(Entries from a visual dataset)
■ ■ ■
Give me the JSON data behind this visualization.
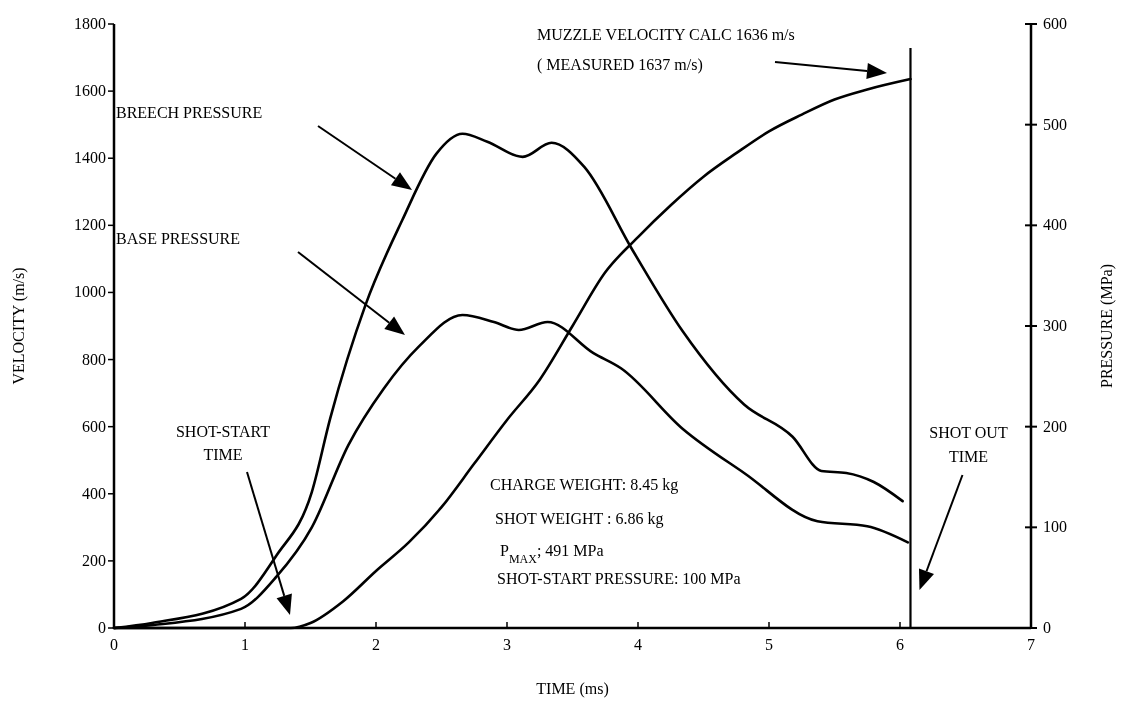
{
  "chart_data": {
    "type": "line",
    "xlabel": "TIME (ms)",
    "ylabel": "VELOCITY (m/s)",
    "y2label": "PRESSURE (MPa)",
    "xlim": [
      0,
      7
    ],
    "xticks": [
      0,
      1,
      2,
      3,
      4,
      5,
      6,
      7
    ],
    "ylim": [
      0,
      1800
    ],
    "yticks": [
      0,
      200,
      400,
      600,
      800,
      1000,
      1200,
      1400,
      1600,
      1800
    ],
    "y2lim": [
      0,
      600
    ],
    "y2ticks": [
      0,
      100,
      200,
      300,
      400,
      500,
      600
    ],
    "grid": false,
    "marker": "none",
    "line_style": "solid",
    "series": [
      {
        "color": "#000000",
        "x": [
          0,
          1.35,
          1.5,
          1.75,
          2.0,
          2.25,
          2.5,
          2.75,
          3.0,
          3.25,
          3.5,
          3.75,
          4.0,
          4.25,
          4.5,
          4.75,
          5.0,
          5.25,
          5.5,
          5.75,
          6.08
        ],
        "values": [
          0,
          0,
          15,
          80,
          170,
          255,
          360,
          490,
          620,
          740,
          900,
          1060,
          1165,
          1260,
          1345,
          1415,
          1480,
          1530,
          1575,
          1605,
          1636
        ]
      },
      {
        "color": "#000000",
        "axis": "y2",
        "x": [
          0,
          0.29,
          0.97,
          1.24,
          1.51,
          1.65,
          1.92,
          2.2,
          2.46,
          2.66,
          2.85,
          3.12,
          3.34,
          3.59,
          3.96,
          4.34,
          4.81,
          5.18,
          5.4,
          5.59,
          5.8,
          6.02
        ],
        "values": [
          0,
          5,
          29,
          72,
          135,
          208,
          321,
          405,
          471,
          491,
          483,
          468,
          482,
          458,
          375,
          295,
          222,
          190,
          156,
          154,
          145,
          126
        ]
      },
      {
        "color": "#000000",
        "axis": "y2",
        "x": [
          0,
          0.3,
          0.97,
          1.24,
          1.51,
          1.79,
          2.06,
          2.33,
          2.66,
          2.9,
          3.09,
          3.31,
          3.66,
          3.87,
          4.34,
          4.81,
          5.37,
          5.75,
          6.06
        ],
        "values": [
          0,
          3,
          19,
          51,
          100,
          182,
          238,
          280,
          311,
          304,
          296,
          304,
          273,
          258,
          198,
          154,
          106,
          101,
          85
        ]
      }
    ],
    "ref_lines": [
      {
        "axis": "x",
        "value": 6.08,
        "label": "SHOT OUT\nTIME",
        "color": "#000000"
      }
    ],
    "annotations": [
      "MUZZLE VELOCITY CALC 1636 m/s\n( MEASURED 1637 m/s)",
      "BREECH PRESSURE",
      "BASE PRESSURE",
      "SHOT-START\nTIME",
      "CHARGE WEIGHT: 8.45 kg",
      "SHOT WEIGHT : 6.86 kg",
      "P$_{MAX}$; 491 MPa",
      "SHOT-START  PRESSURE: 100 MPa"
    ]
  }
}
■ ■ ■
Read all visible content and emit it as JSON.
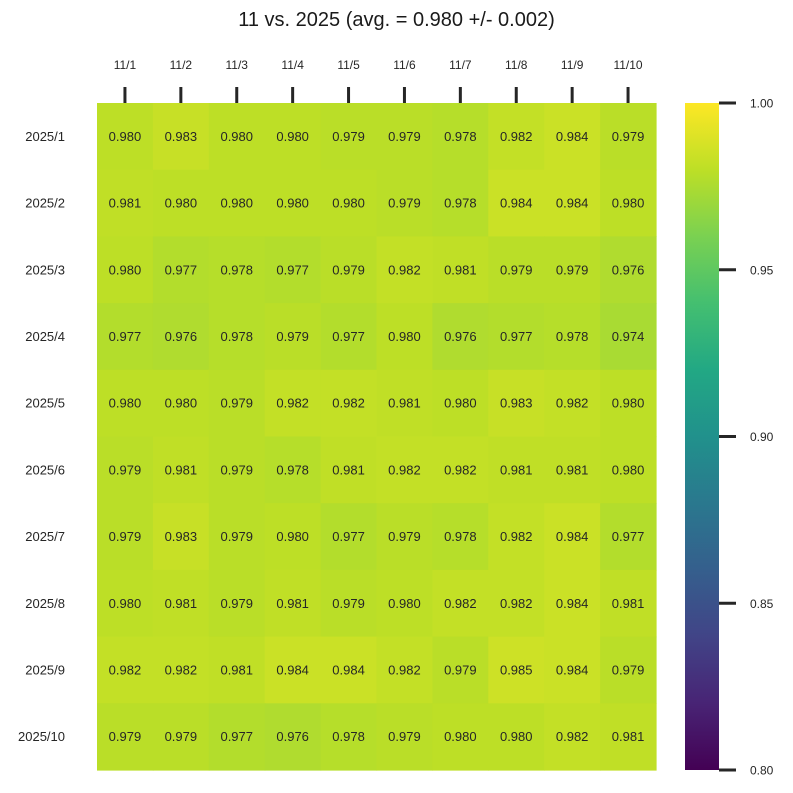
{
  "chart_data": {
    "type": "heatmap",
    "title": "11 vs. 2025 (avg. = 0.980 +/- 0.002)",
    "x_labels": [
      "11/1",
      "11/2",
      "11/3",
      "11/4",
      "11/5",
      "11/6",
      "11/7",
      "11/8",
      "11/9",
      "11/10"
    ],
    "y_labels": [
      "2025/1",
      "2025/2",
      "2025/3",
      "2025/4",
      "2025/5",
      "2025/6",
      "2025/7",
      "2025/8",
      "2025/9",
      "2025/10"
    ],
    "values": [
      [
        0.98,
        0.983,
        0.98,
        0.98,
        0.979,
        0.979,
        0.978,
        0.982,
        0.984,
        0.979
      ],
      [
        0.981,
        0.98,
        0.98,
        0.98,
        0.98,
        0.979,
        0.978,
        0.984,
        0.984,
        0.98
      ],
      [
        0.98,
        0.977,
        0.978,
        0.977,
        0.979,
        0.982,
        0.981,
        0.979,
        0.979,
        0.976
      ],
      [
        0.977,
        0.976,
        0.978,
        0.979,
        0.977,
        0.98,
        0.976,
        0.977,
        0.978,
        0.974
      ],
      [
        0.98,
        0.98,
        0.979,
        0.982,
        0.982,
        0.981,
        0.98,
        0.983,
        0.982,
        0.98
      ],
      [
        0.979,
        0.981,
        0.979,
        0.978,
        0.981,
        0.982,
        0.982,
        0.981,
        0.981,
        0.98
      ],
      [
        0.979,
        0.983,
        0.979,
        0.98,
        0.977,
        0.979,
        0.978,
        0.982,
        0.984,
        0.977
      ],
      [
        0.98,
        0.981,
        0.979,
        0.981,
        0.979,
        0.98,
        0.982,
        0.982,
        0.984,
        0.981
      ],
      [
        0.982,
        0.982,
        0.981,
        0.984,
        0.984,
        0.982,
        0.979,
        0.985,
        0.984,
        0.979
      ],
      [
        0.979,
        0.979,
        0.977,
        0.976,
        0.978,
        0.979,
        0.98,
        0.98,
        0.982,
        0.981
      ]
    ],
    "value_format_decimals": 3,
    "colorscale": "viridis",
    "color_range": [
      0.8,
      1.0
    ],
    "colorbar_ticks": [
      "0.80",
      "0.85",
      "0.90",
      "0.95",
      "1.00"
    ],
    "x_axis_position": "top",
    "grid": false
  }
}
■ ■ ■
WRITTEN PROBLEM: Filter lines by "JSON" and return each hit.

COMPLETE ANSWER:
Give me the JSON data behind this visualization.
Read all visible content and emit it as JSON.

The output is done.